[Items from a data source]
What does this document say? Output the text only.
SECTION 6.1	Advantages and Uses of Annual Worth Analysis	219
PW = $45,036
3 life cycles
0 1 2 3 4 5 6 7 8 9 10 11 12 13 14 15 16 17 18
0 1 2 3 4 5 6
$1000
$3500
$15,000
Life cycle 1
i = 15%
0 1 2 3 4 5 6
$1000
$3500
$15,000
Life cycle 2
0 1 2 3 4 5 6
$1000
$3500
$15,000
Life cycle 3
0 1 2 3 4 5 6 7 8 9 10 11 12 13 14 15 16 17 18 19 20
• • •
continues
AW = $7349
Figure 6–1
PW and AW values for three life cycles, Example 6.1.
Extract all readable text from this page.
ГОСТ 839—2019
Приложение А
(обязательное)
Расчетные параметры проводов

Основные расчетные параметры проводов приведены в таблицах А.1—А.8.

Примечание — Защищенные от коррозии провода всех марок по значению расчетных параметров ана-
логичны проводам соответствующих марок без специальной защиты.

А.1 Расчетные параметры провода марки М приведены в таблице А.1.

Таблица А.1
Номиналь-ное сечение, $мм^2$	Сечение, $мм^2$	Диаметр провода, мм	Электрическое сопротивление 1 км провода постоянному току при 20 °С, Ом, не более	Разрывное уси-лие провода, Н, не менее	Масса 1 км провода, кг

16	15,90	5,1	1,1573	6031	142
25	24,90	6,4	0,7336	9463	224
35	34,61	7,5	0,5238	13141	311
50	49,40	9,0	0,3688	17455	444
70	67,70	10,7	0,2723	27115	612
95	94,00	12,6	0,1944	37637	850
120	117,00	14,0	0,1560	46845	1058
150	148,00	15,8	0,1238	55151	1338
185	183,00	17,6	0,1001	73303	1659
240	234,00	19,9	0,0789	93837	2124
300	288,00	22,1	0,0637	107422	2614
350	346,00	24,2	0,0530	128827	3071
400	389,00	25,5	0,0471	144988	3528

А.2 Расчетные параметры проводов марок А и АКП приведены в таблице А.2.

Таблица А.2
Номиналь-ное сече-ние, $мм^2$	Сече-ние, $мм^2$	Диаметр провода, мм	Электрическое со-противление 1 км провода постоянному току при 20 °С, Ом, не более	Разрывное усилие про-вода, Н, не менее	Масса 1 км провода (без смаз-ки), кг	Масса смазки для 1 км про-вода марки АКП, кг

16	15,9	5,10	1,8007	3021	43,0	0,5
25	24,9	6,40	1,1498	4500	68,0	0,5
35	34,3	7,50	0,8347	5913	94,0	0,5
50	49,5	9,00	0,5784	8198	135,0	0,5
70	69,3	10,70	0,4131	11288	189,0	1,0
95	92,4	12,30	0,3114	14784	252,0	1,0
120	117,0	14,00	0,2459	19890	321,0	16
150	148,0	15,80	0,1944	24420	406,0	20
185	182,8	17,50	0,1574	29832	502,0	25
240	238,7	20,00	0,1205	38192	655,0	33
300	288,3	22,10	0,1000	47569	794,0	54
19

**Work to do:**
Copy every line of the material in which the word "параметры" occurs.

**Result:**
Расчетные параметры проводов
Основные расчетные параметры проводов приведены в таблицах А.1—А.8.
А.1 Расчетные параметры провода марки М приведены в таблице А.1.
А.2 Расчетные параметры проводов марок А и АКП приведены в таблице А.2.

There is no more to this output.